* Records for the exercise:
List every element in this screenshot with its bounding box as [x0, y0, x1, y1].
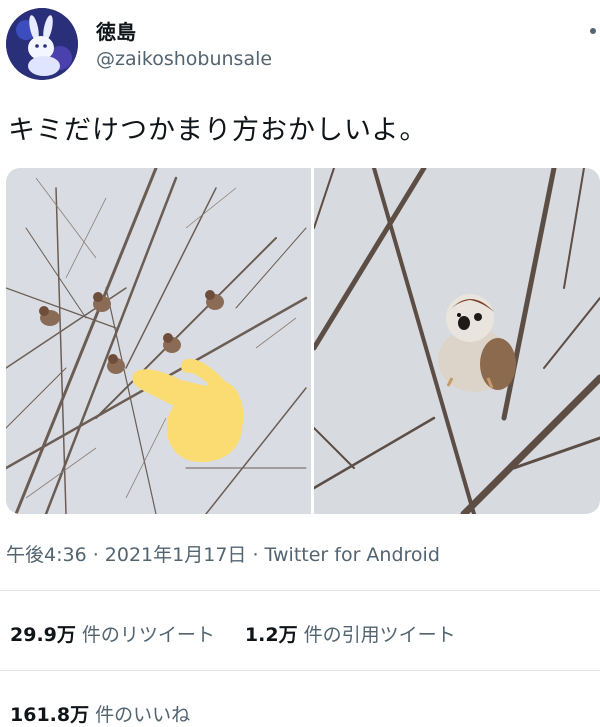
tweet-header: 徳島 @zaikoshobunsale	[0, 0, 600, 90]
user-handle[interactable]: @zaikoshobunsale	[96, 48, 272, 70]
likes-stat[interactable]: 161.8万 件のいいね	[10, 704, 190, 726]
stats-row-retweets: 29.9万 件のリツイート 1.2万 件の引用ツイート	[10, 620, 456, 647]
photo-sparrow-closeup[interactable]	[314, 168, 600, 514]
tweet-text: キミだけつかまり方おかしいよ。	[8, 115, 428, 146]
retweets-stat[interactable]: 29.9万 件のリツイート	[10, 624, 215, 646]
divider	[0, 590, 600, 591]
divider	[0, 670, 600, 671]
quotes-label: 件の引用ツイート	[303, 624, 456, 646]
quotes-count: 1.2万	[244, 624, 298, 646]
tweet-time[interactable]: 午後4:36	[6, 544, 87, 566]
rabbit-avatar-icon	[6, 8, 78, 80]
quotes-stat[interactable]: 1.2万 件の引用ツイート	[245, 624, 456, 646]
tweet-source[interactable]: Twitter for Android	[265, 544, 440, 566]
meta-separator: ·	[246, 544, 265, 566]
tweet-metadata: 午後4:36 · 2021年1月17日 · Twitter for Androi…	[6, 540, 440, 567]
retweets-count: 29.9万	[10, 624, 76, 646]
tweet-media	[6, 168, 600, 514]
tweet-date[interactable]: 2021年1月17日	[105, 544, 247, 566]
likes-label: 件のいいね	[95, 704, 191, 726]
stats-row-likes: 161.8万 件のいいね	[10, 700, 190, 727]
likes-count: 161.8万	[10, 704, 90, 726]
display-name[interactable]: 徳島	[96, 16, 136, 45]
more-options-icon[interactable]	[590, 28, 596, 34]
photo-sparrows-on-branches[interactable]	[6, 168, 311, 514]
meta-separator: ·	[86, 544, 105, 566]
retweets-label: 件のリツイート	[81, 624, 215, 646]
avatar[interactable]	[6, 8, 78, 80]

* Short problem:
Reproduce every line of the data above verbatim, omitting the picture.

* Problem solution:
List every element in this screenshot with its bounding box as [x0, y0, x1, y1].
tweet-header: 徳島 @zaikoshobunsale	[0, 0, 600, 90]
user-handle[interactable]: @zaikoshobunsale	[96, 48, 272, 70]
likes-stat[interactable]: 161.8万 件のいいね	[10, 704, 190, 726]
stats-row-retweets: 29.9万 件のリツイート 1.2万 件の引用ツイート	[10, 620, 456, 647]
photo-sparrow-closeup[interactable]	[314, 168, 600, 514]
tweet-text: キミだけつかまり方おかしいよ。	[8, 115, 428, 146]
retweets-stat[interactable]: 29.9万 件のリツイート	[10, 624, 215, 646]
divider	[0, 590, 600, 591]
divider	[0, 670, 600, 671]
quotes-label: 件の引用ツイート	[303, 624, 456, 646]
quotes-count: 1.2万	[244, 624, 298, 646]
tweet-time[interactable]: 午後4:36	[6, 544, 87, 566]
rabbit-avatar-icon	[6, 8, 78, 80]
quotes-stat[interactable]: 1.2万 件の引用ツイート	[245, 624, 456, 646]
tweet-source[interactable]: Twitter for Android	[265, 544, 440, 566]
meta-separator: ·	[246, 544, 265, 566]
tweet-metadata: 午後4:36 · 2021年1月17日 · Twitter for Androi…	[6, 540, 440, 567]
retweets-count: 29.9万	[10, 624, 76, 646]
tweet-media	[6, 168, 600, 514]
tweet-date[interactable]: 2021年1月17日	[105, 544, 247, 566]
likes-label: 件のいいね	[95, 704, 191, 726]
stats-row-likes: 161.8万 件のいいね	[10, 700, 190, 727]
likes-count: 161.8万	[10, 704, 90, 726]
display-name[interactable]: 徳島	[96, 16, 136, 45]
more-options-icon[interactable]	[590, 28, 596, 34]
photo-sparrows-on-branches[interactable]	[6, 168, 311, 514]
meta-separator: ·	[86, 544, 105, 566]
retweets-label: 件のリツイート	[81, 624, 215, 646]
avatar[interactable]	[6, 8, 78, 80]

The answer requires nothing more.